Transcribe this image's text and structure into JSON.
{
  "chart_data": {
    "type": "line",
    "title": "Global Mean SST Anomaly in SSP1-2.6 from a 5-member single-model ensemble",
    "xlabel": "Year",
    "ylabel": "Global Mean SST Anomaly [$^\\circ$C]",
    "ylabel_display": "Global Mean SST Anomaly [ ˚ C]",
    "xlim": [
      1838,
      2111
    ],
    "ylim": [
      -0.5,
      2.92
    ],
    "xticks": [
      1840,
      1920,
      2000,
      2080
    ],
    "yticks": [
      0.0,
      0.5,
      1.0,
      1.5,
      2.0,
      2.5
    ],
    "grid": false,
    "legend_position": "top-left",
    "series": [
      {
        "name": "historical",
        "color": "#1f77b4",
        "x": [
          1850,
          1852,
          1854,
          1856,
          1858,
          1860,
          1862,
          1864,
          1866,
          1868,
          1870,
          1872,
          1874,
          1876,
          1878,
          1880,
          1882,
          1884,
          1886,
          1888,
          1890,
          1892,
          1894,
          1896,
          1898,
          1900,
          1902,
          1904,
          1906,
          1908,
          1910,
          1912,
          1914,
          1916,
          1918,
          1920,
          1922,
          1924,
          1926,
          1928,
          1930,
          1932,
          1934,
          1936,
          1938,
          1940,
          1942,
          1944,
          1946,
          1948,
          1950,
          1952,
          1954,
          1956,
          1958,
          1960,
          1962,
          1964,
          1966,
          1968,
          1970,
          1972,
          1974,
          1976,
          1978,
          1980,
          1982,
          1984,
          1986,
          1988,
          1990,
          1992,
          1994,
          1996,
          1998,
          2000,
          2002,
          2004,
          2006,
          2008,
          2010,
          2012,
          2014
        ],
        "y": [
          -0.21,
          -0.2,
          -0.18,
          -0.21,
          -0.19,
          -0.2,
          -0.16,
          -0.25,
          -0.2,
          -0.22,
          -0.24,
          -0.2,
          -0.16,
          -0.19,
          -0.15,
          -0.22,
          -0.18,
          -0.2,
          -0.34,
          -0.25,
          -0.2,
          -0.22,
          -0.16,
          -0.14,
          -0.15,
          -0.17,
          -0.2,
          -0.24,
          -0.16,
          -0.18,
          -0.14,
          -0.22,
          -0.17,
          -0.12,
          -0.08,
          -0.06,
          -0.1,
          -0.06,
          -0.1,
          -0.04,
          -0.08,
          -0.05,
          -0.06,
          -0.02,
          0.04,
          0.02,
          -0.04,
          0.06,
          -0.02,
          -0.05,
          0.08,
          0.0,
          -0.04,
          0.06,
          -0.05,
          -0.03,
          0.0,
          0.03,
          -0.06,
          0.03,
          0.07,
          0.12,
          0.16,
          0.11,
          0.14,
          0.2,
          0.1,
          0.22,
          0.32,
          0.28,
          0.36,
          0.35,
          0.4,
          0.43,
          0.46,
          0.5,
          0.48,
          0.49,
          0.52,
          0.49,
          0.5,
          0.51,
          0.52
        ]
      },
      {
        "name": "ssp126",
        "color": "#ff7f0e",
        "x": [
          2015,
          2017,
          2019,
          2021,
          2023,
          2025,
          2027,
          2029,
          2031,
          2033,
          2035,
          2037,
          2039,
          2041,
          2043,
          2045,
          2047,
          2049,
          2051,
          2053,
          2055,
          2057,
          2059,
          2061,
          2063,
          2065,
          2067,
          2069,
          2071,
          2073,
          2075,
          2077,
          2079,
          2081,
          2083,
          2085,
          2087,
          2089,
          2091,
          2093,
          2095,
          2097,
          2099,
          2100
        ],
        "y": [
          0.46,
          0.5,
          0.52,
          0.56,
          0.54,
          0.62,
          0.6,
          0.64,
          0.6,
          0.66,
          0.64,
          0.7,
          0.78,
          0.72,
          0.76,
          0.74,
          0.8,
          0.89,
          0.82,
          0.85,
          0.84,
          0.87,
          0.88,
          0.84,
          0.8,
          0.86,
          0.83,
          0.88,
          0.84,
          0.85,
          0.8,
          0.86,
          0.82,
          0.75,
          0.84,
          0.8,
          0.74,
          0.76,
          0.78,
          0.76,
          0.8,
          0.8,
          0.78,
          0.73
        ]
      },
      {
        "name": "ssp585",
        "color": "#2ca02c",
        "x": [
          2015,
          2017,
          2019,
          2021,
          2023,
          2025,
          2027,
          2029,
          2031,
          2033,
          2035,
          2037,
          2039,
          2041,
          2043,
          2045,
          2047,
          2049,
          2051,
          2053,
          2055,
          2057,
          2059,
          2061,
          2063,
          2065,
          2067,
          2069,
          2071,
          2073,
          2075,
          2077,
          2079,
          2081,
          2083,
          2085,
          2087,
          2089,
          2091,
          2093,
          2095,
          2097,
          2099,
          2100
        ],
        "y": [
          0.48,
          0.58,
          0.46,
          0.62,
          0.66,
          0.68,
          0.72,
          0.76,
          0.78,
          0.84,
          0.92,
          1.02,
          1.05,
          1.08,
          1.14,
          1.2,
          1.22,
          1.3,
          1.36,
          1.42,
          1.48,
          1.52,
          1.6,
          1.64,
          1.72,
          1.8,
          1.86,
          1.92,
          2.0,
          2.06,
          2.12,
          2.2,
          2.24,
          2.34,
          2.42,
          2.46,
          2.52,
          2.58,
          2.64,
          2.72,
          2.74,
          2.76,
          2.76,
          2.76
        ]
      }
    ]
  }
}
══════════
> TASK INSTRUCTIONS
Every line in the data above that contains "name" needs to be copied.

> SOLUTION FOR THIS EXERCISE
        "name": "historical",
        "name": "ssp126",
        "name": "ssp585",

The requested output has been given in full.